[start]
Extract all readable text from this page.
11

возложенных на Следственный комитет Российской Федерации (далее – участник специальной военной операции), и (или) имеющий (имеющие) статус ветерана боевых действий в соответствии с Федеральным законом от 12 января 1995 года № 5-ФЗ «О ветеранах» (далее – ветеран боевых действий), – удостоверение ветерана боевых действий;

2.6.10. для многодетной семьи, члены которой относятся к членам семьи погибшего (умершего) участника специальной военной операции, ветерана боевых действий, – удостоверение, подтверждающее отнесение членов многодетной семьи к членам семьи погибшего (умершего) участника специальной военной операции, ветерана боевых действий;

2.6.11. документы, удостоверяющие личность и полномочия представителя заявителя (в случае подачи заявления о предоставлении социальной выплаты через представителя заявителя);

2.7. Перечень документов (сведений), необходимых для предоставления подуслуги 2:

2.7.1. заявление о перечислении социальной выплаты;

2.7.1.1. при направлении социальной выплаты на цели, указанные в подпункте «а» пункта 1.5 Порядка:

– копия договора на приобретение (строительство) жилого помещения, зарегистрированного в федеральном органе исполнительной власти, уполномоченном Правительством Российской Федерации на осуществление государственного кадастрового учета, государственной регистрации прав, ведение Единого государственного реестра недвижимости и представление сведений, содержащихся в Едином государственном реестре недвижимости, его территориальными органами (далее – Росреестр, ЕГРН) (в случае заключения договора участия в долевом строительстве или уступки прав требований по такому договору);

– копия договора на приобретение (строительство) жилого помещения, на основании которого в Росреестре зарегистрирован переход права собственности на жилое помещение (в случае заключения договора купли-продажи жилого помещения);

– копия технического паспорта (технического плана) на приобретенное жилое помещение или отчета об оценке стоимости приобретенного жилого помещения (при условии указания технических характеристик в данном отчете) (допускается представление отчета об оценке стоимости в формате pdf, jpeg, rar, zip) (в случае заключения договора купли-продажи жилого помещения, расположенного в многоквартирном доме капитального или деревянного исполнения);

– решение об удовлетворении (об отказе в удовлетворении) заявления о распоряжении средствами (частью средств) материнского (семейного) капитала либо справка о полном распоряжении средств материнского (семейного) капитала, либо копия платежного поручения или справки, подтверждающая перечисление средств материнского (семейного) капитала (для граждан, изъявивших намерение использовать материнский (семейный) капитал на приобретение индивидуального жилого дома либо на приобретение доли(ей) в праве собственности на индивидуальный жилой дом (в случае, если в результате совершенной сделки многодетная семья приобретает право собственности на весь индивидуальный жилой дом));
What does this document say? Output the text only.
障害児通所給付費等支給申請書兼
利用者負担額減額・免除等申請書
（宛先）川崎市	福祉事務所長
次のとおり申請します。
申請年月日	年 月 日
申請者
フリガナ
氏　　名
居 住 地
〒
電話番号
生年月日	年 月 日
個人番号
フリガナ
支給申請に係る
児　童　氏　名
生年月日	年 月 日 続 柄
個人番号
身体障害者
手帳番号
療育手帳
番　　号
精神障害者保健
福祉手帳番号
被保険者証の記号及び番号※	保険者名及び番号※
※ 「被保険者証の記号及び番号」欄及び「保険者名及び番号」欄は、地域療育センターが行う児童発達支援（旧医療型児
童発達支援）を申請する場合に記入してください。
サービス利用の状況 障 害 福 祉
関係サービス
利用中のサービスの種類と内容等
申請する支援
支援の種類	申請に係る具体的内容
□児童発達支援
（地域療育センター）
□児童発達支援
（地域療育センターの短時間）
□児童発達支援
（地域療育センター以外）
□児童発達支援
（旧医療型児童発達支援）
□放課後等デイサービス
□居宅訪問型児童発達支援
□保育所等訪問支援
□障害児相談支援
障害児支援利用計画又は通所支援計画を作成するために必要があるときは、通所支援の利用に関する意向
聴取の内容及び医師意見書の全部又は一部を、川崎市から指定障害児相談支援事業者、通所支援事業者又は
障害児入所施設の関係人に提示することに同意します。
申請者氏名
[end]
- Work to complete -
Collect each line holding the string "помещения".

- Output -
– копия договора на приобретение (строительство) жилого помещения, зарегистрированного в федеральном органе исполнительной власти, уполномоченном Правительством Российской Федерации на осуществление государственного кадастрового учета, государственной регистрации прав, ведение Единого государственного реестра недвижимости и представление сведений, содержащихся в Едином государственном реестре недвижимости, его территориальными органами (далее – Росреестр, ЕГРН) (в случае заключения договора участия в долевом строительстве или уступки прав требований по такому договору);
– копия договора на приобретение (строительство) жилого помещения, на основании которого в Росреестре зарегистрирован переход права собственности на жилое помещение (в случае заключения договора купли-продажи жилого помещения);
– копия технического паспорта (технического плана) на приобретенное жилое помещение или отчета об оценке стоимости приобретенного жилого помещения (при условии указания технических характеристик в данном отчете) (допускается представление отчета об оценке стоимости в формате pdf, jpeg, rar, zip) (в случае заключения договора купли-продажи жилого помещения, расположенного в многоквартирном доме капитального или деревянного исполнения);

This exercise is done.